# AIM
Filter out everything except lines holding "screenshot".

====

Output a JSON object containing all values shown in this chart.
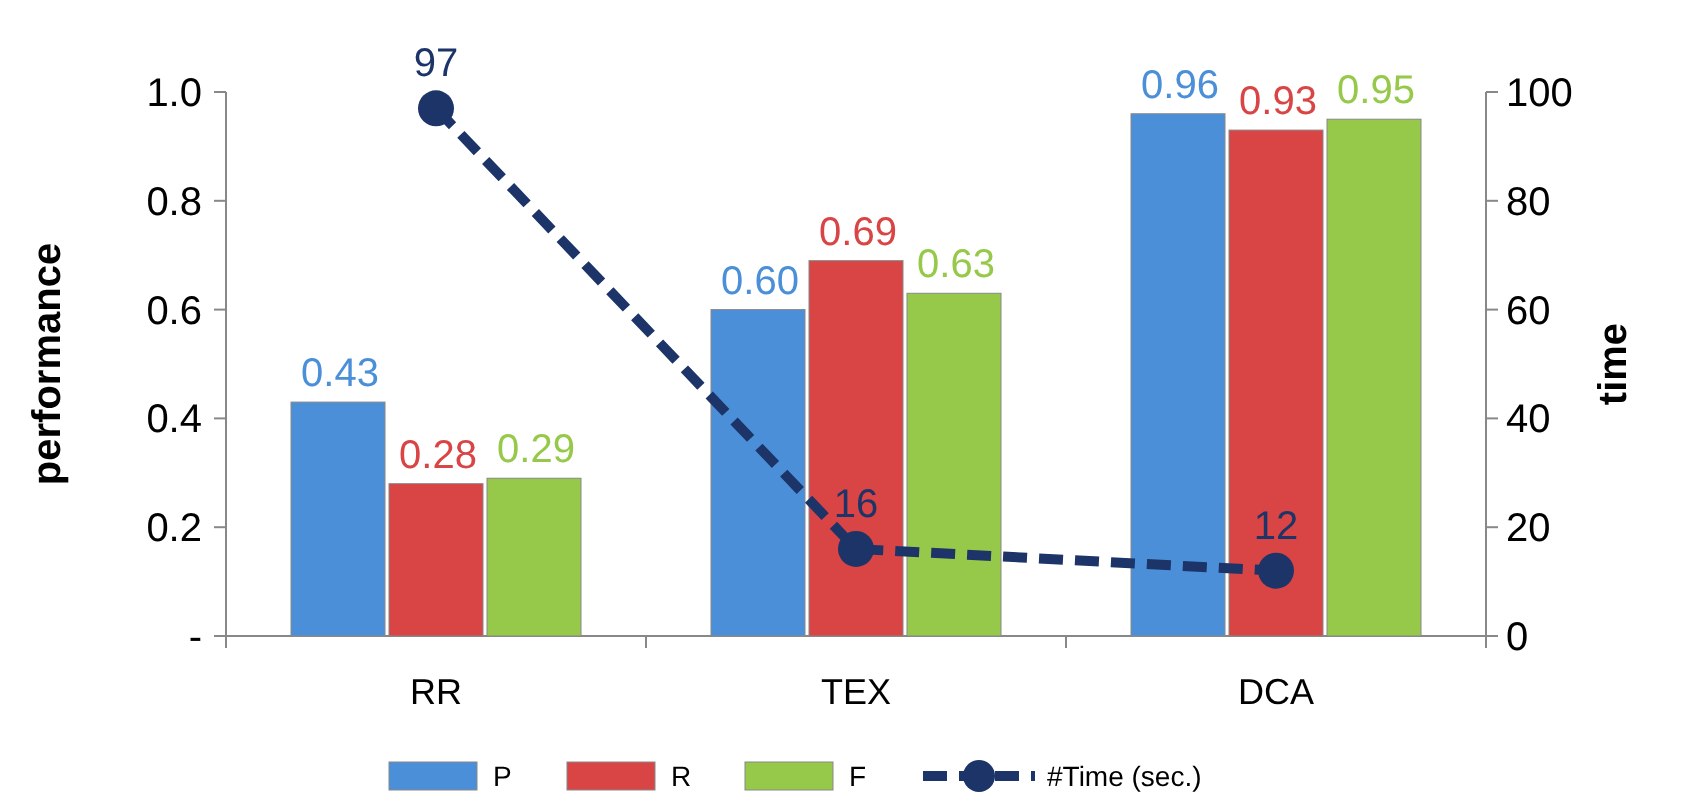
{
  "chart_data": {
    "type": "bar",
    "categories": [
      "RR",
      "TEX",
      "DCA"
    ],
    "ylabel": "performance",
    "y2label": "time",
    "ylim": [
      0,
      1
    ],
    "yticks": [
      {
        "value": 0,
        "label": "-"
      },
      0.2,
      0.4,
      0.6,
      0.8,
      {
        "value": 1,
        "label": "1.0"
      }
    ],
    "y2lim": [
      0,
      100
    ],
    "y2ticks": [
      0,
      20,
      40,
      60,
      80,
      100
    ],
    "series": [
      {
        "name": "P",
        "color": "#4a8fd8",
        "values": [
          0.43,
          0.6,
          0.96
        ],
        "value_labels": [
          "0.43",
          "0.60",
          "0.96"
        ]
      },
      {
        "name": "R",
        "color": "#d94444",
        "values": [
          0.28,
          0.69,
          0.93
        ],
        "value_labels": [
          "0.28",
          "0.69",
          "0.93"
        ]
      },
      {
        "name": "F",
        "color": "#96c94a",
        "values": [
          0.29,
          0.63,
          0.95
        ],
        "value_labels": [
          "0.29",
          "0.63",
          "0.95"
        ]
      },
      {
        "name": "#Time (sec.)",
        "type": "line",
        "axis": "y2",
        "color": "#1c3468",
        "values": [
          97,
          16,
          12
        ],
        "value_labels": [
          "97",
          "16",
          "12"
        ],
        "marker": "circle",
        "line_style": "dashed"
      }
    ],
    "legend": "bottom",
    "grid": false
  }
}
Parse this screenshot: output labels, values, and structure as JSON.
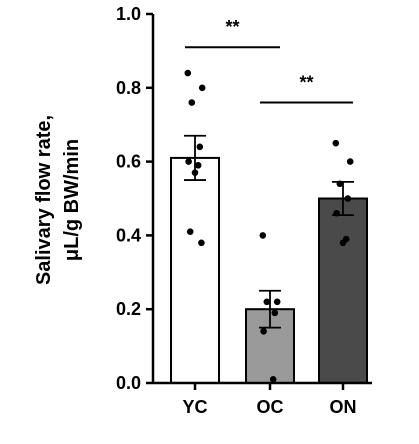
{
  "chart_data": {
    "type": "bar",
    "ylabel_lines": [
      "Salivary flow rate,",
      "μL/g BW/min"
    ],
    "ylim": [
      0,
      1.0
    ],
    "yticks": [
      "0.0",
      "0.2",
      "0.4",
      "0.6",
      "0.8",
      "1.0"
    ],
    "yticks_values": [
      0,
      0.2,
      0.4,
      0.6,
      0.8,
      1.0
    ],
    "categories": [
      "YC",
      "OC",
      "ON"
    ],
    "values": [
      0.61,
      0.2,
      0.5
    ],
    "sem": [
      0.06,
      0.05,
      0.045
    ],
    "bar_colors": [
      "#ffffff",
      "#9a9a9a",
      "#4a4a4a"
    ],
    "points": [
      [
        0.84,
        0.8,
        0.76,
        0.64,
        0.6,
        0.59,
        0.57,
        0.41,
        0.38
      ],
      [
        0.4,
        0.22,
        0.22,
        0.19,
        0.14,
        0.01
      ],
      [
        0.65,
        0.6,
        0.54,
        0.5,
        0.46,
        0.39,
        0.38
      ]
    ],
    "significance": [
      {
        "from": 0,
        "to": 1,
        "label": "**",
        "y": 0.91
      },
      {
        "from": 1,
        "to": 2,
        "label": "**",
        "y": 0.76
      }
    ],
    "grid": false,
    "legend": "none"
  }
}
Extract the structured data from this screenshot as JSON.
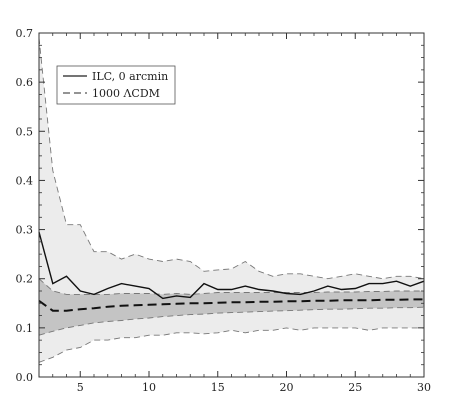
{
  "chart_data": {
    "type": "line",
    "xlim": [
      2,
      30
    ],
    "ylim": [
      0.0,
      0.7
    ],
    "xticks": [
      5,
      10,
      15,
      20,
      25,
      30
    ],
    "yticks": [
      0.0,
      0.1,
      0.2,
      0.3,
      0.4,
      0.5,
      0.6,
      0.7
    ],
    "xtick_labels": [
      "5",
      "10",
      "15",
      "20",
      "25",
      "30"
    ],
    "ytick_labels": [
      "0.0",
      "0.1",
      "0.2",
      "0.3",
      "0.4",
      "0.5",
      "0.6",
      "0.7"
    ],
    "grid": false,
    "legend": {
      "placement": "top-left",
      "entries": [
        "ILC, 0 arcmin",
        "1000 ΛCDM"
      ]
    },
    "x": [
      2,
      3,
      4,
      5,
      6,
      7,
      8,
      9,
      10,
      11,
      12,
      13,
      14,
      15,
      16,
      17,
      18,
      19,
      20,
      21,
      22,
      23,
      24,
      25,
      26,
      27,
      28,
      29,
      30
    ],
    "series": [
      {
        "name": "ILC, 0 arcmin",
        "style": "solid",
        "values": [
          0.295,
          0.19,
          0.205,
          0.175,
          0.168,
          0.18,
          0.19,
          0.185,
          0.18,
          0.16,
          0.165,
          0.162,
          0.19,
          0.178,
          0.178,
          0.185,
          0.178,
          0.175,
          0.17,
          0.168,
          0.175,
          0.185,
          0.178,
          0.18,
          0.19,
          0.19,
          0.195,
          0.185,
          0.195
        ]
      },
      {
        "name": "1000 ΛCDM",
        "style": "dashed",
        "values": [
          0.155,
          0.135,
          0.135,
          0.138,
          0.14,
          0.143,
          0.145,
          0.146,
          0.147,
          0.148,
          0.149,
          0.15,
          0.15,
          0.151,
          0.152,
          0.152,
          0.153,
          0.153,
          0.154,
          0.154,
          0.155,
          0.155,
          0.156,
          0.156,
          0.156,
          0.157,
          0.157,
          0.158,
          0.158
        ]
      }
    ],
    "bands": [
      {
        "role": "outer",
        "color": "#ececec",
        "upper": [
          0.69,
          0.42,
          0.31,
          0.31,
          0.255,
          0.255,
          0.24,
          0.25,
          0.24,
          0.235,
          0.24,
          0.235,
          0.215,
          0.218,
          0.22,
          0.235,
          0.215,
          0.205,
          0.21,
          0.21,
          0.205,
          0.2,
          0.205,
          0.21,
          0.205,
          0.2,
          0.205,
          0.205,
          0.2
        ],
        "lower": [
          0.03,
          0.04,
          0.055,
          0.06,
          0.075,
          0.075,
          0.08,
          0.08,
          0.085,
          0.085,
          0.09,
          0.09,
          0.088,
          0.09,
          0.095,
          0.09,
          0.095,
          0.095,
          0.1,
          0.095,
          0.1,
          0.1,
          0.1,
          0.1,
          0.095,
          0.1,
          0.1,
          0.1,
          0.1
        ]
      },
      {
        "role": "inner",
        "color": "#c4c4c4",
        "upper": [
          0.2,
          0.175,
          0.168,
          0.168,
          0.168,
          0.168,
          0.17,
          0.17,
          0.17,
          0.168,
          0.17,
          0.168,
          0.17,
          0.172,
          0.172,
          0.172,
          0.172,
          0.172,
          0.172,
          0.172,
          0.172,
          0.173,
          0.173,
          0.173,
          0.174,
          0.174,
          0.175,
          0.175,
          0.175
        ],
        "lower": [
          0.085,
          0.093,
          0.1,
          0.105,
          0.11,
          0.113,
          0.115,
          0.118,
          0.12,
          0.123,
          0.125,
          0.127,
          0.128,
          0.13,
          0.131,
          0.132,
          0.133,
          0.134,
          0.135,
          0.136,
          0.137,
          0.138,
          0.138,
          0.139,
          0.14,
          0.14,
          0.141,
          0.141,
          0.142
        ]
      }
    ]
  }
}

====

# ANSWER BELOW
Parse this screenshot: output labels, values, and structure as JSON.
Extract the structured data from this screenshot as JSON.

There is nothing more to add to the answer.